>>

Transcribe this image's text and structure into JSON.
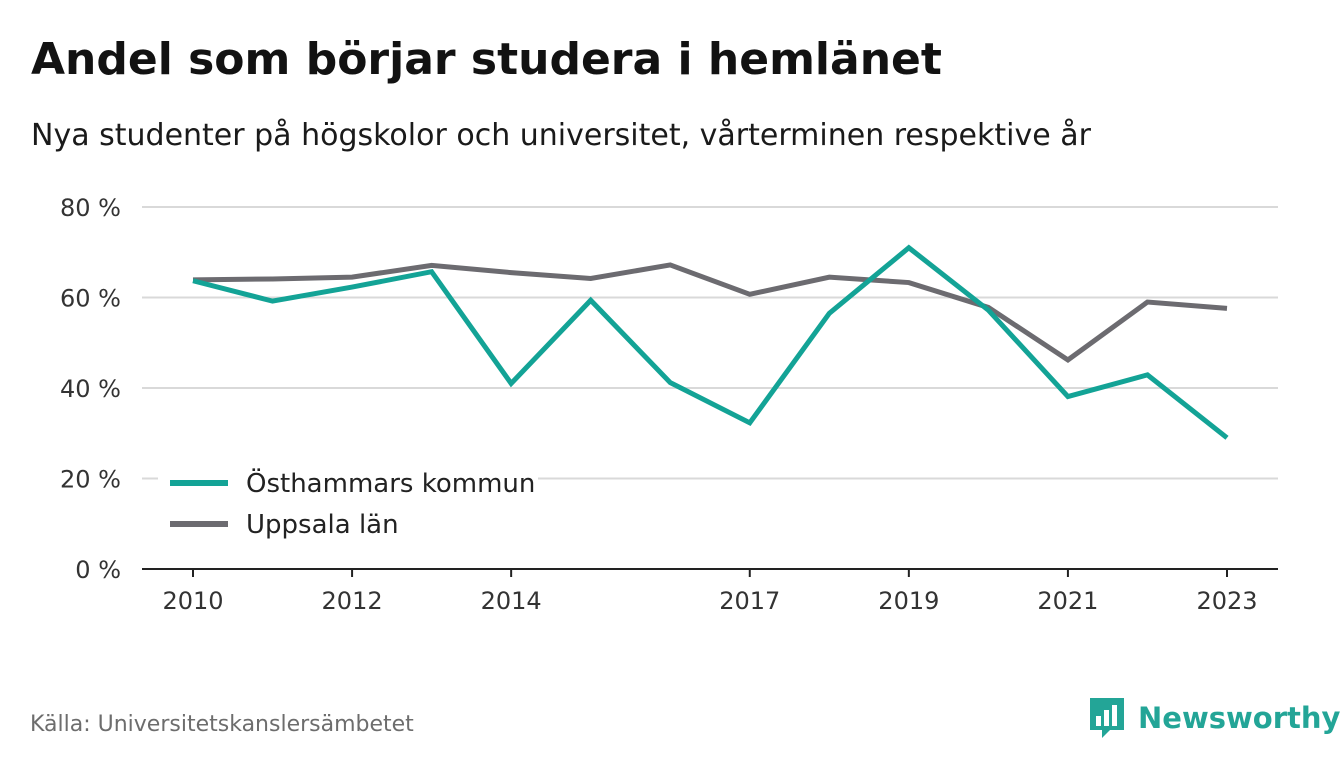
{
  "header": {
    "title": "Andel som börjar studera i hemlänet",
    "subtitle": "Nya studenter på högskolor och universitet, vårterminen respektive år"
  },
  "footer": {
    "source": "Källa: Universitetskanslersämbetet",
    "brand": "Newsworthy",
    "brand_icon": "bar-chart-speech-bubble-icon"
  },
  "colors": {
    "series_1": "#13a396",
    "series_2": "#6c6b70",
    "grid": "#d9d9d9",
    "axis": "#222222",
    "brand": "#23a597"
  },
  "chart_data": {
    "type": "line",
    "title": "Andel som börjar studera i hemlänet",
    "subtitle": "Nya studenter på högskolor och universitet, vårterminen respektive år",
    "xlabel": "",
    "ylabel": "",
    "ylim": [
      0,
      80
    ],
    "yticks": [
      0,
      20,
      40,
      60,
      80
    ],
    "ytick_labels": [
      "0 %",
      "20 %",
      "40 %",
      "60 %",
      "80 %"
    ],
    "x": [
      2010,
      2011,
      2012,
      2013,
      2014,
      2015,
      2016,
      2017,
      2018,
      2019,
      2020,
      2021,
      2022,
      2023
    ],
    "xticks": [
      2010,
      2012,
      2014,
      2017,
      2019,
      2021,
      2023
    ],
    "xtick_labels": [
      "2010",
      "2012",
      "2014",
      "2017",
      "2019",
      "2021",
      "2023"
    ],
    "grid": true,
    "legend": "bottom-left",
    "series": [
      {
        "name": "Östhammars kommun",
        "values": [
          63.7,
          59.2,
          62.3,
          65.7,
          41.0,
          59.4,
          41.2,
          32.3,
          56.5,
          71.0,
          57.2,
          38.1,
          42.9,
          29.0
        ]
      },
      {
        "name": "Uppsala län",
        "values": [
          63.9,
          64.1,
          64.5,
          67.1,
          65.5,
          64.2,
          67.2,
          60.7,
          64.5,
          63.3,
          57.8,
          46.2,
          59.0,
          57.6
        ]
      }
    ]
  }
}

<<
>>

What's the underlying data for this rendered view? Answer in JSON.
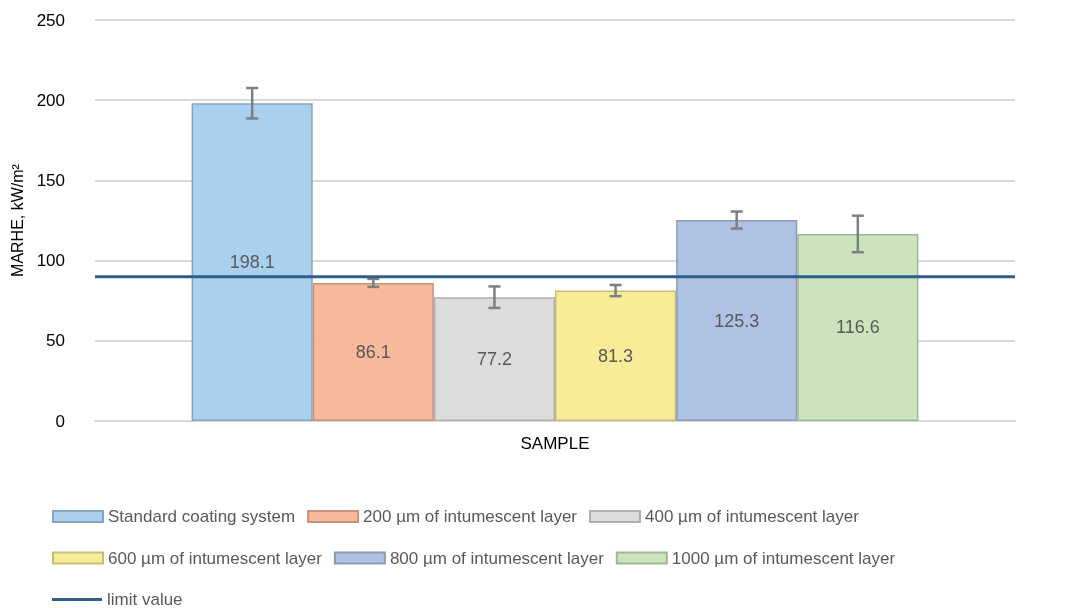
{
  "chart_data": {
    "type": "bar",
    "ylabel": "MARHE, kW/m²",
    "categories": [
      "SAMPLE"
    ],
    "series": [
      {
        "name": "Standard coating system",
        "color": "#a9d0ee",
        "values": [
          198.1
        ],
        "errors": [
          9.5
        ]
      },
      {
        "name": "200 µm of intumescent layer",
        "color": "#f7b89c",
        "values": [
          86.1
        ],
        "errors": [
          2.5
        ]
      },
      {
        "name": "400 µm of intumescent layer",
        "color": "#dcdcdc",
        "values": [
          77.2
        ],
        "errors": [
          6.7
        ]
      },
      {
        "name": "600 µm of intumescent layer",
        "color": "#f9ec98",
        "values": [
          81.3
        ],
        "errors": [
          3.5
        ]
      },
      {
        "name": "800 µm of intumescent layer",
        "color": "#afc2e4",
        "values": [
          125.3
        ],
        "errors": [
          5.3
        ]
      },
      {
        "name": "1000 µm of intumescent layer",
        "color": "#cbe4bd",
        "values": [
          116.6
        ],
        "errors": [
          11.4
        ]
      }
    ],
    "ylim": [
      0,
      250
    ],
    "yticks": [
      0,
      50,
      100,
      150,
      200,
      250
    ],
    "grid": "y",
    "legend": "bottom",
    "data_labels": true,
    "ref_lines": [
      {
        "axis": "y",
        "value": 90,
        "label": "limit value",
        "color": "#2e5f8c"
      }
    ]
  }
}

<<

Copy all lines from the data that hold the word "studenter".

    "subtitle": "Nya studenter på högskolor och universitet, vårterminen respektive år"
    "subtitle": "Nya studenter på högskolor och universitet, vårterminen respektive år",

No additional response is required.